**PROBLEM TO SOLVE**:
Transcribe the material in full, exactly as written.

::::::::::

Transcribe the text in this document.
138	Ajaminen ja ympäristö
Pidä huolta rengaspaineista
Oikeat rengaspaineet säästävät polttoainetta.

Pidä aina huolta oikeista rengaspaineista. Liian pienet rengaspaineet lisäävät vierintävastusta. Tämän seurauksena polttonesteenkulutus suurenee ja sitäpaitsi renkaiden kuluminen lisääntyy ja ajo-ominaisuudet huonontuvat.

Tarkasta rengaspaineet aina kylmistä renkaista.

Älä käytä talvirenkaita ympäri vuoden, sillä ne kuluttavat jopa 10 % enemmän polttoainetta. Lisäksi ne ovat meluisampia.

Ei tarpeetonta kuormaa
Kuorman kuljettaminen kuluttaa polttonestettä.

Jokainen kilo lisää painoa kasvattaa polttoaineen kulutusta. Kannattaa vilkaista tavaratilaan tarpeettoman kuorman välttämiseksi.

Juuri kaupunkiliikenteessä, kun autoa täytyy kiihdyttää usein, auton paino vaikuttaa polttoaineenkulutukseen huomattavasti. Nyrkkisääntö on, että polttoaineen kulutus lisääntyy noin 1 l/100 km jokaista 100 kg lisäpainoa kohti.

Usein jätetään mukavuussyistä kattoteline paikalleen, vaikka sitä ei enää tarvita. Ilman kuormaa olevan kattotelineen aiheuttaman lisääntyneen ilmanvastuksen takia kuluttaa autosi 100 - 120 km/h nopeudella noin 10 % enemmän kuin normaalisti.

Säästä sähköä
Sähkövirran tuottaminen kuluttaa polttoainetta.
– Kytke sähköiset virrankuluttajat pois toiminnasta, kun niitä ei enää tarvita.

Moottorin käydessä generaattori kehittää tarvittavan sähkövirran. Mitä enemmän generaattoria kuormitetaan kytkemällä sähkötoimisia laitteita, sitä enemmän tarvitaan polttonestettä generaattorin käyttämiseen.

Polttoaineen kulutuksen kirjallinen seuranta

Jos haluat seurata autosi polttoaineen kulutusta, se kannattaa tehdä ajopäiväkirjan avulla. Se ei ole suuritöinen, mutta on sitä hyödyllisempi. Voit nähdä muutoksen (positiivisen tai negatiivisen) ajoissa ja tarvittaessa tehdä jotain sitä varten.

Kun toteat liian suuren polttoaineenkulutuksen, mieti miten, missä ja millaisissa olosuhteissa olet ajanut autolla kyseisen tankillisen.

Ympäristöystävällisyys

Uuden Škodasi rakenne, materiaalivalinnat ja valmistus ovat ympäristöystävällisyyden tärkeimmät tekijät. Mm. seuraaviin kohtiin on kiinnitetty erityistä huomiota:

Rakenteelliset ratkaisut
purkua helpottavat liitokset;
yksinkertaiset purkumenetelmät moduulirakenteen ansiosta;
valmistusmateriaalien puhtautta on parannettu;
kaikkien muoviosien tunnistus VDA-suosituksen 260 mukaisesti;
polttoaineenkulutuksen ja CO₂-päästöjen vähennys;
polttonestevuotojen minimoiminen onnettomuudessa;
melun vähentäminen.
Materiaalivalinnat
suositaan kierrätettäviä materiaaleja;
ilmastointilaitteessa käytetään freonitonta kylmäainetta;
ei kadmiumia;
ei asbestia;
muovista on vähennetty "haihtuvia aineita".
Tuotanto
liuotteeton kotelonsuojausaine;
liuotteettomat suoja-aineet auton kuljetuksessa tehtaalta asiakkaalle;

::::::::::

**RESULT OF THE EXERCISE**:
Transcribe the text in this document.
138	Ajaminen ja ympäristö
Pidä huolta rengaspaineista
Oikeat rengaspaineet säästävät polttoainetta.

Pidä aina huolta oikeista rengaspaineista. Liian pienet rengaspaineet lisäävät vierintävastusta. Tämän seurauksena polttonesteenkulutus suurenee ja sitäpaitsi renkaiden kuluminen lisääntyy ja ajo-ominaisuudet huonontuvat.

Tarkasta rengaspaineet aina kylmistä renkaista.

Älä käytä talvirenkaita ympäri vuoden, sillä ne kuluttavat jopa 10 % enemmän polttoainetta. Lisäksi ne ovat meluisampia.

Ei tarpeetonta kuormaa
Kuorman kuljettaminen kuluttaa polttonestettä.

Jokainen kilo lisää painoa kasvattaa polttoaineen kulutusta. Kannattaa vilkaista tavaratilaan tarpeettoman kuorman välttämiseksi.

Juuri kaupunkiliikenteessä, kun autoa täytyy kiihdyttää usein, auton paino vaikuttaa polttoaineenkulutukseen huomattavasti. Nyrkkisääntö on, että polttoaineen kulutus lisääntyy noin 1 l/100 km jokaista 100 kg lisäpainoa kohti.

Usein jätetään mukavuussyistä kattoteline paikalleen, vaikka sitä ei enää tarvita. Ilman kuormaa olevan kattotelineen aiheuttaman lisääntyneen ilmanvastuksen takia kuluttaa autosi 100 - 120 km/h nopeudella noin 10 % enemmän kuin normaalisti.

Säästä sähköä
Sähkövirran tuottaminen kuluttaa polttoainetta.
– Kytke sähköiset virrankuluttajat pois toiminnasta, kun niitä ei enää tarvita.

Moottorin käydessä generaattori kehittää tarvittavan sähkövirran. Mitä enemmän generaattoria kuormitetaan kytkemällä sähkötoimisia laitteita, sitä enemmän tarvitaan polttonestettä generaattorin käyttämiseen.

Polttoaineen kulutuksen kirjallinen seuranta

Jos haluat seurata autosi polttoaineen kulutusta, se kannattaa tehdä ajopäiväkirjan avulla. Se ei ole suuritöinen, mutta on sitä hyödyllisempi. Voit nähdä muutoksen (positiivisen tai negatiivisen) ajoissa ja tarvittaessa tehdä jotain sitä varten.

Kun toteat liian suuren polttoaineenkulutuksen, mieti miten, missä ja millaisissa olosuhteissa olet ajanut autolla kyseisen tankillisen.

Ympäristöystävällisyys

Uuden Škodasi rakenne, materiaalivalinnat ja valmistus ovat ympäristöystävällisyyden tärkeimmät tekijät. Mm. seuraaviin kohtiin on kiinnitetty erityistä huomiota:

Rakenteelliset ratkaisut
purkua helpottavat liitokset;
yksinkertaiset purkumenetelmät moduulirakenteen ansiosta;
valmistusmateriaalien puhtautta on parannettu;
kaikkien muoviosien tunnistus VDA-suosituksen 260 mukaisesti;
polttoaineenkulutuksen ja CO₂-päästöjen vähennys;
polttonestevuotojen minimoiminen onnettomuudessa;
melun vähentäminen.
Materiaalivalinnat
suositaan kierrätettäviä materiaaleja;
ilmastointilaitteessa käytetään freonitonta kylmäainetta;
ei kadmiumia;
ei asbestia;
muovista on vähennetty "haihtuvia aineita".
Tuotanto
liuotteeton kotelonsuojausaine;
liuotteettomat suoja-aineet auton kuljetuksessa tehtaalta asiakkaalle;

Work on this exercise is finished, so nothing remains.